Übers verloren fühlen in der Schnellebigkeit der Welt und im Politaktivismus (und ein Lob auf Diskussionen/die Diskussionskuktur auf Mastodon)

Oft bin ich traurig in letzter Zeit. Manchmal auch pissig. Manchmal durchaus auf einzelne Menschen, aber grundlegend mehr auf strukturelle Gegenenheiten, internalisierten Kapitalismus, Effizienzstreben, „höher, schneller, weiter“, Insta-Fssaden. All das macht auch vor linken Strukturen nicht halt, sondern wird zunehmend Teil derer mit all den dadurch unangenehmen, toxischen Folgen.

Regt mich das nun vor allem deshalb so auf, weil ich das nicht mehr kann aufgrund von psychischen und physischen Beeinträchtigungen?

Ist das eigentlich schlimmer geworden in den letzten Jahren oder fällt mir das aufgrund dessen nur mehr auf? Wird dadurch Ableismus mehr? Sind mehr Menschen in der Szene unterwegs, die kapitalistische Ideale so stark verinnerlicht haben, dass das Polit-Arbeit und Strukturen verändert?

Quellenauszug:
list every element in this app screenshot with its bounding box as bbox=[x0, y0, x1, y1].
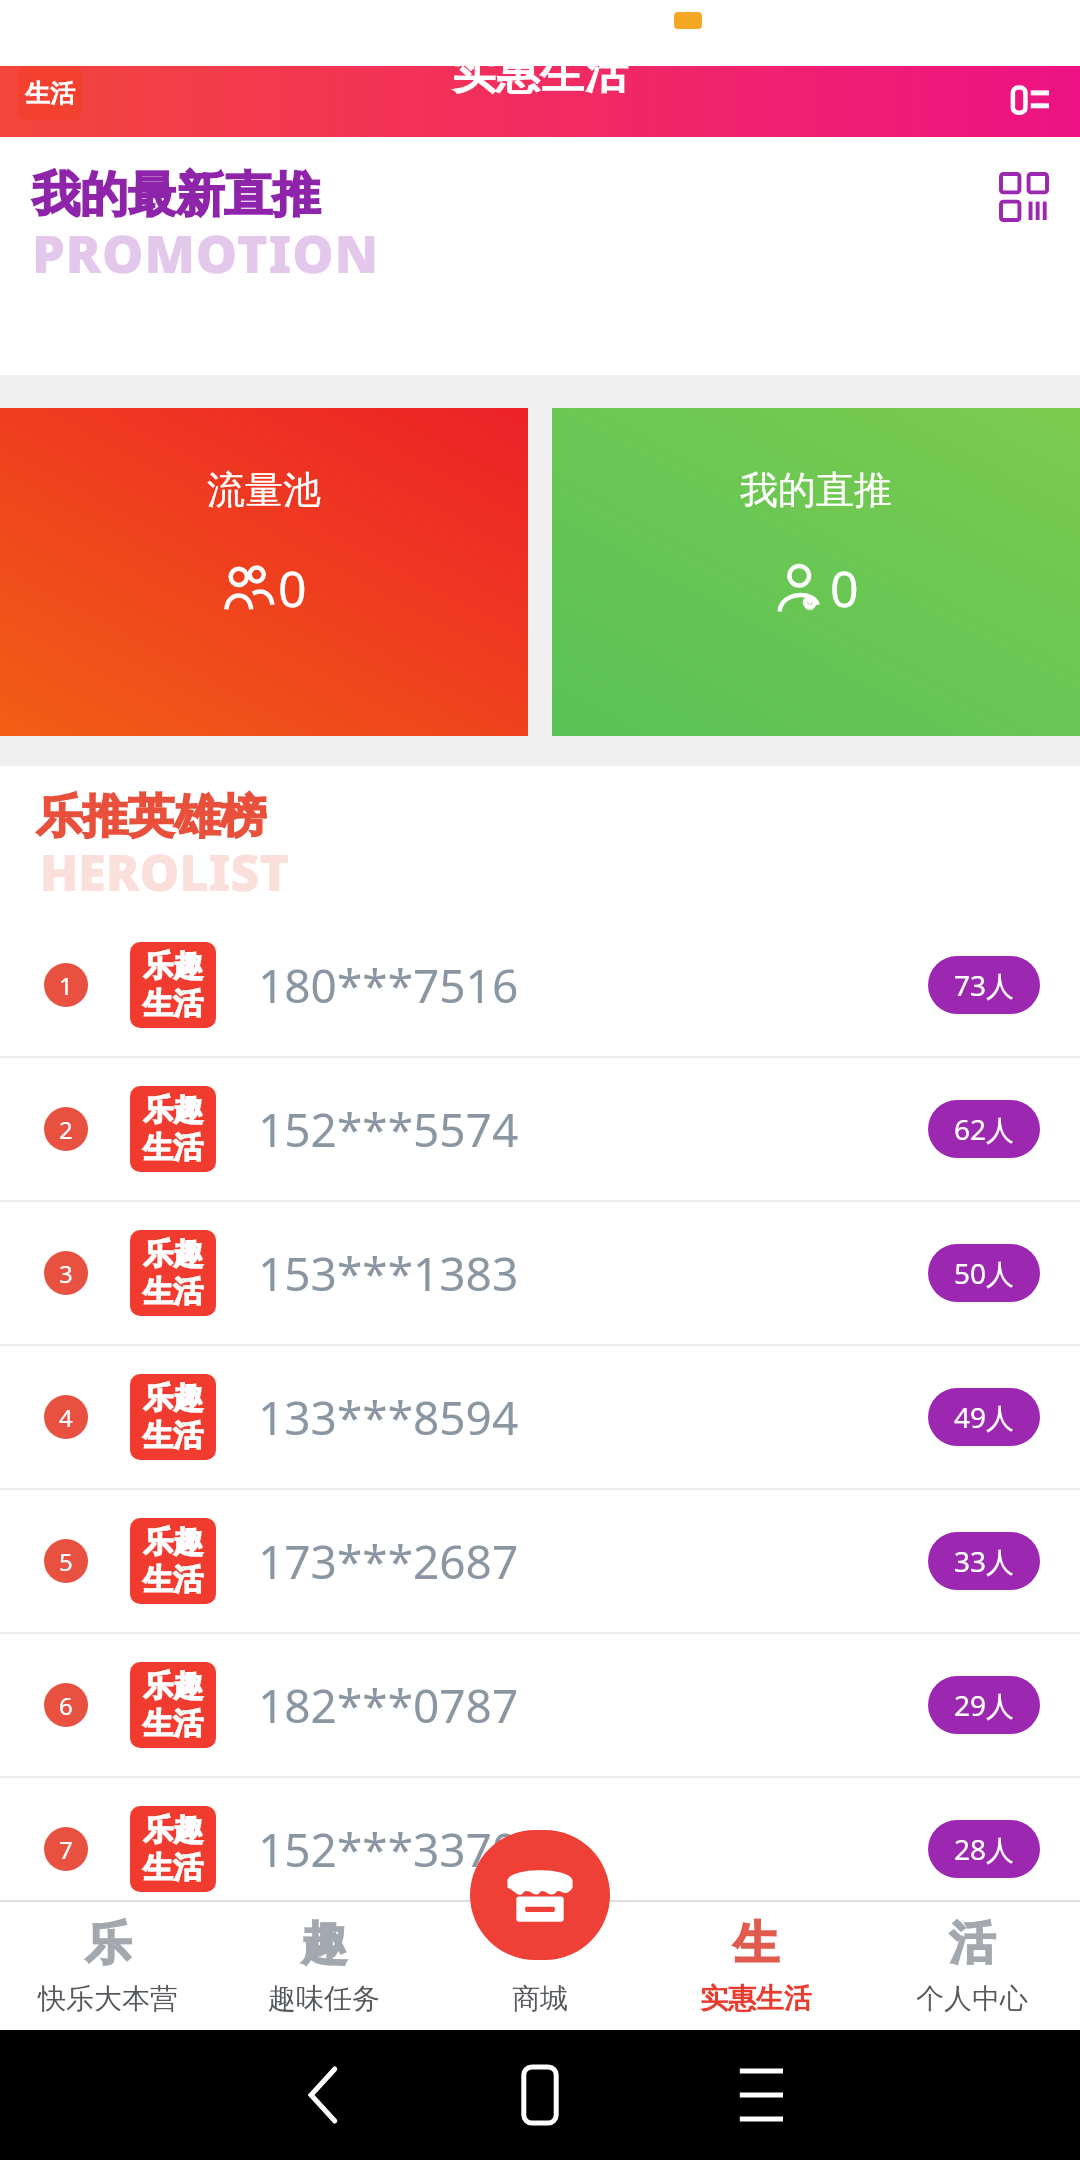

Aufgaben:
(A) Schreib alle Fragen heraus, die im Textauszug gestellt werden, jede wörtlich und in eigener Zeile.
(B) Wie fühlt sich die schreibende Person laut Textauszug in letzter Zeit oft?
Das Material ist eigenständig und gehört nicht zum Textauszug.

Geordnete Antworten:
(A)
Regt mich das nun vor allem deshalb so auf, weil ich das nicht mehr kann aufgrund von psychischen und physischen Beeinträchtigungen?
Ist das eigentlich schlimmer geworden in den letzten Jahren oder fällt mir das aufgrund dessen nur mehr auf?
Wird dadurch Ableismus mehr?
Sind mehr Menschen in der Szene unterwegs, die kapitalistische Ideale so stark verinnerlicht haben, dass das Polit-Arbeit und Strukturen verändert?

(B) Oft traurig, manchmal auch pissig.